Passage provided:
We’ve all been told about the dangers of sugar, fast food and poor sleeping patterns. Prolonged sitting might not sound like a game changer, but the reality is that it poses huge problems to your health.
Dr James Levine from the Mayo Clinic has stated, “Sitting is the new smoking.” Why is sitting so dangerous and how can we minimise its effects in our modern world? Sitting in itself is not an issue but the problem arises with uninterrupted prolonged sitting.
The average American sits for over nine hours every day. We’re hedging a bet that Bahrain’s figures are not much better. In fact, we bet you are sitting right now! How long have you sat for today?
The first issue with sitting is that it inhibits the release of an enzyme called lipoprotein lipase. This guy attaches himself to fat in the bloodstream and carries it to your muscles for fuel. If you or your child sits for a long time, then your body struggles to burn fat.

Source material:
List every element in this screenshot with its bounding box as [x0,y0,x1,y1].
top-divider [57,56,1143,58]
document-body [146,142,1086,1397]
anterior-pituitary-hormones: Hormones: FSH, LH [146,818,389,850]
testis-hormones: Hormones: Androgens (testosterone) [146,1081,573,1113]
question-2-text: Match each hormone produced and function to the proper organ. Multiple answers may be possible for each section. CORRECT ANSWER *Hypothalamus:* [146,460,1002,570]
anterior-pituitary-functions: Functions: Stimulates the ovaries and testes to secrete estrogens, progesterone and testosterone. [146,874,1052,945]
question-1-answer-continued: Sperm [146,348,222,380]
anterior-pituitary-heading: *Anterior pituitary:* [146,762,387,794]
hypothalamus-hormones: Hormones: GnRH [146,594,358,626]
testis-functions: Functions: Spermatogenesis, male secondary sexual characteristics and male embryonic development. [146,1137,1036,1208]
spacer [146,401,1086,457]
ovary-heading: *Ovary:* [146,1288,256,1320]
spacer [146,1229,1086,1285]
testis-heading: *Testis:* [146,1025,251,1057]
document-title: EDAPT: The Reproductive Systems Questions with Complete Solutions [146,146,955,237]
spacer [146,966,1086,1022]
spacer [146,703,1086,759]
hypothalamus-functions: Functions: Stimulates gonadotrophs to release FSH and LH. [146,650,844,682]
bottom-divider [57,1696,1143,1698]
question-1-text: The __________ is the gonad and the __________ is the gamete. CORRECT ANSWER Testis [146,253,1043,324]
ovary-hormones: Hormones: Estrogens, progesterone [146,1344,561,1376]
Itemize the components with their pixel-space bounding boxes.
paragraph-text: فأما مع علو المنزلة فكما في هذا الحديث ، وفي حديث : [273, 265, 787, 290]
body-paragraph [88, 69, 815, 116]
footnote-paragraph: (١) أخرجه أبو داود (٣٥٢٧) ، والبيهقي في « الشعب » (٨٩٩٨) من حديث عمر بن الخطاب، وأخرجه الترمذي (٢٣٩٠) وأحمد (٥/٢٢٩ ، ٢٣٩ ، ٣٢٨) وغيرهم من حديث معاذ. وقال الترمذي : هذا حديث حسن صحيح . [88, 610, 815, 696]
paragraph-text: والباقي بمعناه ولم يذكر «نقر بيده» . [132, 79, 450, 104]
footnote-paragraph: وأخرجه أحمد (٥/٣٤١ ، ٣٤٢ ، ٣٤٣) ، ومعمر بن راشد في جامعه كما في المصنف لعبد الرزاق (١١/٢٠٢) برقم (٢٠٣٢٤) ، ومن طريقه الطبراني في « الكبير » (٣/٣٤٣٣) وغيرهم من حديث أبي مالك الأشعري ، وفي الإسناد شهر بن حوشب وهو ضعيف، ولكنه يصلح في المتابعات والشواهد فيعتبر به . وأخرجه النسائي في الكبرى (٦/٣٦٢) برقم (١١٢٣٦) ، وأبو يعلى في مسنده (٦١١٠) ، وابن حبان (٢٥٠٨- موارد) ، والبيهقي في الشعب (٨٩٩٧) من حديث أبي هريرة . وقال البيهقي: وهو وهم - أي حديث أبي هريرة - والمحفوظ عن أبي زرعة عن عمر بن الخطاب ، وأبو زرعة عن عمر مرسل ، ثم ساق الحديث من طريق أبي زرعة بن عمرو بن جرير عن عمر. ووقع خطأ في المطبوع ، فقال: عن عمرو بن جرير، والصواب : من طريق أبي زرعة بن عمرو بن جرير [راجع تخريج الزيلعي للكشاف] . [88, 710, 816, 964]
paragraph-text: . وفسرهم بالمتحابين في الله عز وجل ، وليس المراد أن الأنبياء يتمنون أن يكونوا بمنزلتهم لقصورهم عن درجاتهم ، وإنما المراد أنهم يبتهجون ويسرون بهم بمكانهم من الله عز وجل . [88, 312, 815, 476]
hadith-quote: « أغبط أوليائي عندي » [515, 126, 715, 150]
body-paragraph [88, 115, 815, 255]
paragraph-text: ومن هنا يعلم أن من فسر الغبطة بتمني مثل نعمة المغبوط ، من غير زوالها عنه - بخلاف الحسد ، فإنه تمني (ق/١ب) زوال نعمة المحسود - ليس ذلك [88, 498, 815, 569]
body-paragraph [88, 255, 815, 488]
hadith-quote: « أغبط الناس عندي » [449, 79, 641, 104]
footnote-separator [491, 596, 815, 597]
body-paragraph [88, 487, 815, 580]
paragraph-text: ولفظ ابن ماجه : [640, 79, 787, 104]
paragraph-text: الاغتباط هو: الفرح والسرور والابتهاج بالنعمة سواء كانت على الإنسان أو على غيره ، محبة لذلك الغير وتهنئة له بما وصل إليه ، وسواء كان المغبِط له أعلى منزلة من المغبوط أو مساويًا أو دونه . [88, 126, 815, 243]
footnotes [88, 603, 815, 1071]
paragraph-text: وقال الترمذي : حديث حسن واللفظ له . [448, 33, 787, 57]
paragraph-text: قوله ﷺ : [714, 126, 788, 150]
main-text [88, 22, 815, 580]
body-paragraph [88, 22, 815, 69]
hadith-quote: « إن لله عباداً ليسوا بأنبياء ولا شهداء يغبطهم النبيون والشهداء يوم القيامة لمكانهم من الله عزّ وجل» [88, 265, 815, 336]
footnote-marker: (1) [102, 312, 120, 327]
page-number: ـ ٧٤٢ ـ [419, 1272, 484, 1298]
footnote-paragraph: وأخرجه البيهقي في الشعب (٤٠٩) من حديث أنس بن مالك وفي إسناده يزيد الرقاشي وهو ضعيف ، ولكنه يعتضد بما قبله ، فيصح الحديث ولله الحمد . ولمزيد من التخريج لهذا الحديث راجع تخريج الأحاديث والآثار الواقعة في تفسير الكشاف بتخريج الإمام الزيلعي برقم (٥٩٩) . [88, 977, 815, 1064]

Task instructions:
1) Answer these questions using the passage on prolonged sitting:
(a) Who is quoted as saying "Sitting is the new smoking"?
(b) How long does the average American sit every day?
(c) What enzyme does sitting inhibit the release of?
2) Decide whether each statement agrees with the passage on prolonged sitting, and support each yes or no with a quotation from it:
(a) Sitting in itself is the problem.
(b) Lipoprotein lipase carries fat from the bloodstream to the muscles for fuel.
(c) The passage gives a figure for how long people in Bahrain sit each day.
3) Reproduce the part of the passage on prolonged sitting starting with "Dr James Levine" and going on through "sat for today?".
The listing is separate material and is unrelated to the passage on prolonged sitting.

Answers for the tasks:
1)
(a) Dr James Levine from the Mayo Clinic.
(b) Over nine hours.
(c) Lipoprotein lipase.

2)
(a) No: "Sitting in itself is not an issue but the problem arises with uninterrupted prolonged sitting."
(b) Yes: "This guy attaches himself to fat in the bloodstream and carries it to your muscles for fuel."
(c) No: "We’re hedging a bet that Bahrain’s figures are not much better."

3)
Dr James Levine from the Mayo Clinic has stated, “Sitting is the new smoking.” Why is sitting so dangerous and how can we minimise its effects in our modern world? Sitting in itself is not an issue but the problem arises with uninterrupted prolonged sitting.
The average American sits for over nine hours every day. We’re hedging a bet that Bahrain’s figures are not much better. In fact, we bet you are sitting right now! How long have you sat for today?